** Start of Supplied entries **

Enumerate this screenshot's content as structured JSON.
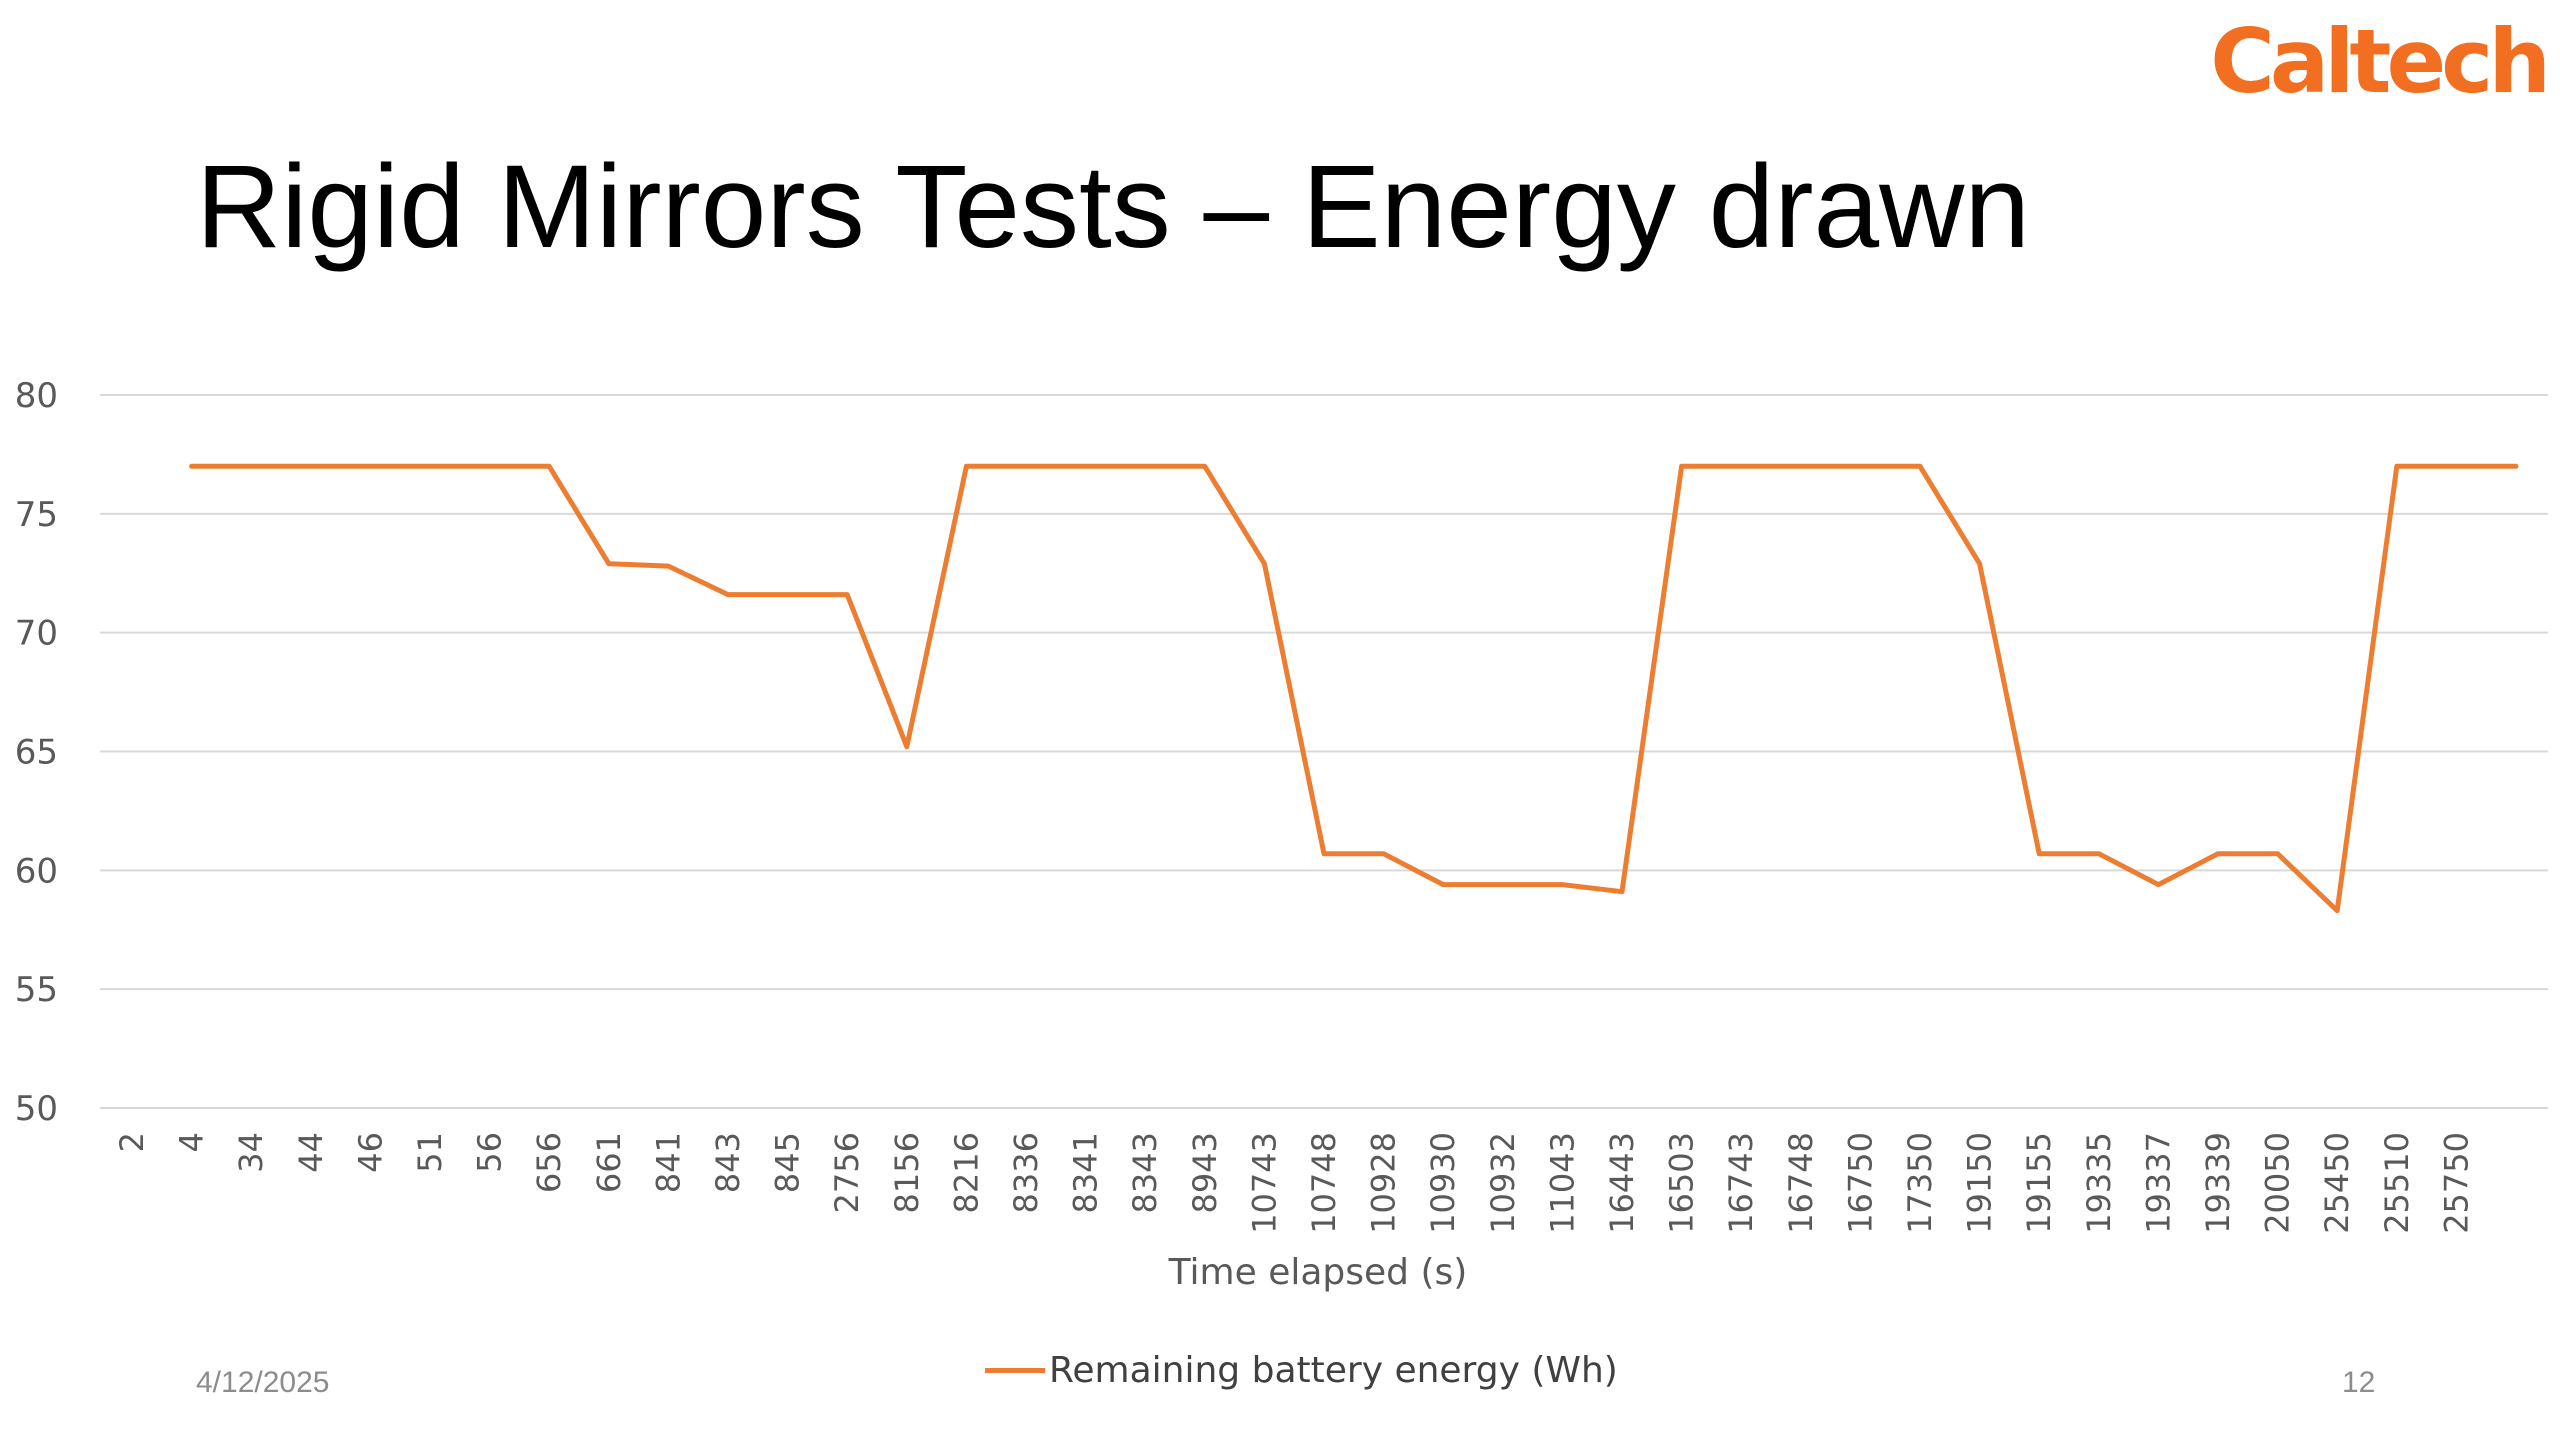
{
  "logo_text": "Caltech",
  "slide_title": "Rigid Mirrors Tests – Energy drawn",
  "footer": {
    "date": "4/12/2025",
    "page_number": "12"
  },
  "colors": {
    "series": "#ed7d31",
    "logo": "#f26f21",
    "grid": "#d9d9d9",
    "axis_text": "#595959"
  },
  "chart_data": {
    "type": "line",
    "xlabel": "Time elapsed (s)",
    "ylabel": "",
    "ylim": [
      50,
      80
    ],
    "yticks": [
      50,
      55,
      60,
      65,
      70,
      75,
      80
    ],
    "grid": true,
    "legend_position": "bottom",
    "x": [
      "2",
      "4",
      "34",
      "44",
      "46",
      "51",
      "56",
      "656",
      "661",
      "841",
      "843",
      "845",
      "2756",
      "8156",
      "8216",
      "8336",
      "8341",
      "8343",
      "8943",
      "10743",
      "10748",
      "10928",
      "10930",
      "10932",
      "11043",
      "16443",
      "16503",
      "16743",
      "16748",
      "16750",
      "17350",
      "19150",
      "19155",
      "19335",
      "19337",
      "19339",
      "20050",
      "25450",
      "25510",
      "25750"
    ],
    "series": [
      {
        "name": "Remaining battery energy (Wh)",
        "x_start_index": 1,
        "values": [
          77,
          77,
          77,
          77,
          77,
          77,
          77,
          72.9,
          72.8,
          71.6,
          71.6,
          71.6,
          65.2,
          77,
          77,
          77,
          77,
          77,
          72.9,
          60.7,
          60.7,
          59.4,
          59.4,
          59.4,
          59.1,
          77,
          77,
          77,
          77,
          77,
          72.9,
          60.7,
          60.7,
          59.4,
          60.7,
          60.7,
          58.3,
          77,
          77,
          77
        ]
      }
    ]
  }
}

** End of Supplied entries **

Transcribe the listing in full. Omit the pictures and keep every line exact.

Enumerate this screenshot's content as structured JSON.
{
  "logo_text": "Caltech",
  "slide_title": "Rigid Mirrors Tests – Energy drawn",
  "footer": {
    "date": "4/12/2025",
    "page_number": "12"
  },
  "colors": {
    "series": "#ed7d31",
    "logo": "#f26f21",
    "grid": "#d9d9d9",
    "axis_text": "#595959"
  },
  "chart_data": {
    "type": "line",
    "xlabel": "Time elapsed (s)",
    "ylabel": "",
    "ylim": [
      50,
      80
    ],
    "yticks": [
      50,
      55,
      60,
      65,
      70,
      75,
      80
    ],
    "grid": true,
    "legend_position": "bottom",
    "x": [
      "2",
      "4",
      "34",
      "44",
      "46",
      "51",
      "56",
      "656",
      "661",
      "841",
      "843",
      "845",
      "2756",
      "8156",
      "8216",
      "8336",
      "8341",
      "8343",
      "8943",
      "10743",
      "10748",
      "10928",
      "10930",
      "10932",
      "11043",
      "16443",
      "16503",
      "16743",
      "16748",
      "16750",
      "17350",
      "19150",
      "19155",
      "19335",
      "19337",
      "19339",
      "20050",
      "25450",
      "25510",
      "25750"
    ],
    "series": [
      {
        "name": "Remaining battery energy (Wh)",
        "x_start_index": 1,
        "values": [
          77,
          77,
          77,
          77,
          77,
          77,
          77,
          72.9,
          72.8,
          71.6,
          71.6,
          71.6,
          65.2,
          77,
          77,
          77,
          77,
          77,
          72.9,
          60.7,
          60.7,
          59.4,
          59.4,
          59.4,
          59.1,
          77,
          77,
          77,
          77,
          77,
          72.9,
          60.7,
          60.7,
          59.4,
          60.7,
          60.7,
          58.3,
          77,
          77,
          77
        ]
      }
    ]
  }
}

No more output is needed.